== READING PASSAGE ==
"""

- Theatrical release poster
- Directed by: Ho Wi-ding
- Written by: Ha Zhichao Zhou Jialin
- Screenplay by: Ha Zhichao Zhou Jialin
- Story by: Kim Je-yeong
- Produced by: Wang Zhonglei Chen Kun
- Starring: Gwei Lun-mei Wang Jingchun Ouyang Nana William Wang Chen Kun
- Cinematography: Wade Muller
- Edited by: Xu Weirao
- Music by: Robin Coudert
- Production companies: Huayi Brothers Showbox
- Distributed by: Huayi Brothers
- Release date: 2 June 2017;
- Running time: 105 minutes
- Country: Taiwan
- Language: Mandarin
- Box office: US$1.6 million

= Beautiful Accident =

Beautiful Accident (美好的意外) is a 2017 Taiwanese comedy-drama film directed by Ho Wi-ding and co-produced by Chen Kun. The film stars Gwei Lun-mei, Chen Kun, Wang Jingchun, Ouyang Nana, and William Wang. It is a remake of the 2015 South Korean film Wonderful Nightmare.

"""

== EXERCISE TASK 1 ==
Print the part of the passage on Beautiful Accident that begins with the words "Beautiful Accident (美好的意外)" and ends with the words "film Wonderful Nightmare.".
The text and the records come from unrelated sources.

(Recorded data)

"""

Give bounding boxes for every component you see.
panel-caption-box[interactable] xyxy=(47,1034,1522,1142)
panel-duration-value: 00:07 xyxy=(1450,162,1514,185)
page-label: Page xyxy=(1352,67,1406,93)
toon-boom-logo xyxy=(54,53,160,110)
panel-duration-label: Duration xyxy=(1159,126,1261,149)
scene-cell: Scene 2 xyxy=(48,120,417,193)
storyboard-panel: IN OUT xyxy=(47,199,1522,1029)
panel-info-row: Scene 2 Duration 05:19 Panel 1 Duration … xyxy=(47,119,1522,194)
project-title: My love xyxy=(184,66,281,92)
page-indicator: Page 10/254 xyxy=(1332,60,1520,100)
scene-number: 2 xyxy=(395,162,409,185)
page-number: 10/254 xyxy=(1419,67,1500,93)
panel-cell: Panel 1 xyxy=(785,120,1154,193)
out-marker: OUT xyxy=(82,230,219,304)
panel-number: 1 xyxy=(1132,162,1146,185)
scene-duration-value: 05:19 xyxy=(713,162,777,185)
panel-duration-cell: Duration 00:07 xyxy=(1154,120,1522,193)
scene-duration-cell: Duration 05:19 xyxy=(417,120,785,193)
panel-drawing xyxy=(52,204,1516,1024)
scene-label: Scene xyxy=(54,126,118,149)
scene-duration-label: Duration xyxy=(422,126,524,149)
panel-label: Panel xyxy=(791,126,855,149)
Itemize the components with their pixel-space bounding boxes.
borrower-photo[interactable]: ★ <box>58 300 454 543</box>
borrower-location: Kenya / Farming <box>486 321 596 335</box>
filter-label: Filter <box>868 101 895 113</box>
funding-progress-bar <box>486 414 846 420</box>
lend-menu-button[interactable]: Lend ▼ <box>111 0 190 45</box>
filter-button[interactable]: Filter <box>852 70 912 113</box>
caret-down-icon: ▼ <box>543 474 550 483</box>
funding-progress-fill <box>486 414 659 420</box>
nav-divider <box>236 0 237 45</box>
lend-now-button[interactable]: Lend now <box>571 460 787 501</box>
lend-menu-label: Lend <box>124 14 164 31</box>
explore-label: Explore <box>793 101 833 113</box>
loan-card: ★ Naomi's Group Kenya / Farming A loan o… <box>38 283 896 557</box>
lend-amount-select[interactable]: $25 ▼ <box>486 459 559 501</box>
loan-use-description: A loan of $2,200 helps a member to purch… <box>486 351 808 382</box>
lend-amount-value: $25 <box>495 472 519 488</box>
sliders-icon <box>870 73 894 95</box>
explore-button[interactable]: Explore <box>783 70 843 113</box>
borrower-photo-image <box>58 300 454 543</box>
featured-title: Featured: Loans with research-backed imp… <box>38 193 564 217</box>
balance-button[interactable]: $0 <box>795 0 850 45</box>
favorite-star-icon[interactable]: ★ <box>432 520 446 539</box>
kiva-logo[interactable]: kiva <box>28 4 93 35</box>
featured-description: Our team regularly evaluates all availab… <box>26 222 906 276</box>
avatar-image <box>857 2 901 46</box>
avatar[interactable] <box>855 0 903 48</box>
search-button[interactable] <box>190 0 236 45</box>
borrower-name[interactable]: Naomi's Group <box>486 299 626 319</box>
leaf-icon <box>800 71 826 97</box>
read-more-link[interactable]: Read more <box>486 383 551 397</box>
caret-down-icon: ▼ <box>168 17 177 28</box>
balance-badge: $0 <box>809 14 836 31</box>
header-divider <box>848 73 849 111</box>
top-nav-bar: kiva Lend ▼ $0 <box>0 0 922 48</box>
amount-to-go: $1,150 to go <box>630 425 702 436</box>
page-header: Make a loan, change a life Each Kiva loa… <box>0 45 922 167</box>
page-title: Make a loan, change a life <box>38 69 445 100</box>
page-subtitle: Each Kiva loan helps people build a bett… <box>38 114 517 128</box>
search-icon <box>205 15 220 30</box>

"""

== EXERCISE TASK 2 ==
Turn the records, from their first line up to and including the line containing "explore-button[interactable]: Explore <box>783", into a numbered list, leaving out any blank lines.

== OUTPUT 1 ==
Beautiful Accident (美好的意外) is a 2017 Taiwanese comedy-drama film directed by Ho Wi-ding and co-produced by Chen Kun. The film stars Gwei Lun-mei, Chen Kun, Wang Jingchun, Ouyang Nana, and William Wang. It is a remake of the 2015 South Korean film Wonderful Nightmare.

== OUTPUT 2 ==
1. Give bounding boxes for every component you see.
2. panel-caption-box[interactable] xyxy=(47,1034,1522,1142)
3. panel-duration-value: 00:07 xyxy=(1450,162,1514,185)
4. page-label: Page xyxy=(1352,67,1406,93)
5. toon-boom-logo xyxy=(54,53,160,110)
6. panel-duration-label: Duration xyxy=(1159,126,1261,149)
7. scene-cell: Scene 2 xyxy=(48,120,417,193)
8. storyboard-panel: IN OUT xyxy=(47,199,1522,1029)
9. panel-info-row: Scene 2 Duration 05:19 Panel 1 Duration … xyxy=(47,119,1522,194)
10. project-title: My love xyxy=(184,66,281,92)
11. page-indicator: Page 10/254 xyxy=(1332,60,1520,100)
12. scene-number: 2 xyxy=(395,162,409,185)
13. page-number: 10/254 xyxy=(1419,67,1500,93)
14. panel-cell: Panel 1 xyxy=(785,120,1154,193)
15. out-marker: OUT xyxy=(82,230,219,304)
16. panel-number: 1 xyxy=(1132,162,1146,185)
17. scene-duration-value: 05:19 xyxy=(713,162,777,185)
18. panel-duration-cell: Duration 00:07 xyxy=(1154,120,1522,193)
19. scene-duration-cell: Duration 05:19 xyxy=(417,120,785,193)
20. panel-drawing xyxy=(52,204,1516,1024)
21. scene-label: Scene xyxy=(54,126,118,149)
22. scene-duration-label: Duration xyxy=(422,126,524,149)
23. panel-label: Panel xyxy=(791,126,855,149)
24. Itemize the components with their pixel-space bounding boxes.
25. borrower-photo[interactable]: ★ <box>58 300 454 543</box>
26. borrower-location: Kenya / Farming <box>486 321 596 335</box>
27. filter-label: Filter <box>868 101 895 113</box>
28. funding-progress-bar <box>486 414 846 420</box>
29. lend-menu-button[interactable]: Lend ▼ <box>111 0 190 45</box>
30. filter-button[interactable]: Filter <box>852 70 912 113</box>
31. caret-down-icon: ▼ <box>543 474 550 483</box>
32. funding-progress-fill <box>486 414 659 420</box>
33. nav-divider <box>236 0 237 45</box>
34. lend-now-button[interactable]: Lend now <box>571 460 787 501</box>
35. lend-menu-label: Lend <box>124 14 164 31</box>
36. explore-label: Explore <box>793 101 833 113</box>
37. loan-card: ★ Naomi's Group Kenya / Farming A loan o… <box>38 283 896 557</box>
38. lend-amount-select[interactable]: $25 ▼ <box>486 459 559 501</box>
39. loan-use-description: A loan of $2,200 helps a member to purch… <box>486 351 808 382</box>
40. lend-amount-value: $25 <box>495 472 519 488</box>
41. sliders-icon <box>870 73 894 95</box>
42. explore-button[interactable]: Explore <box>783 70 843 113</box>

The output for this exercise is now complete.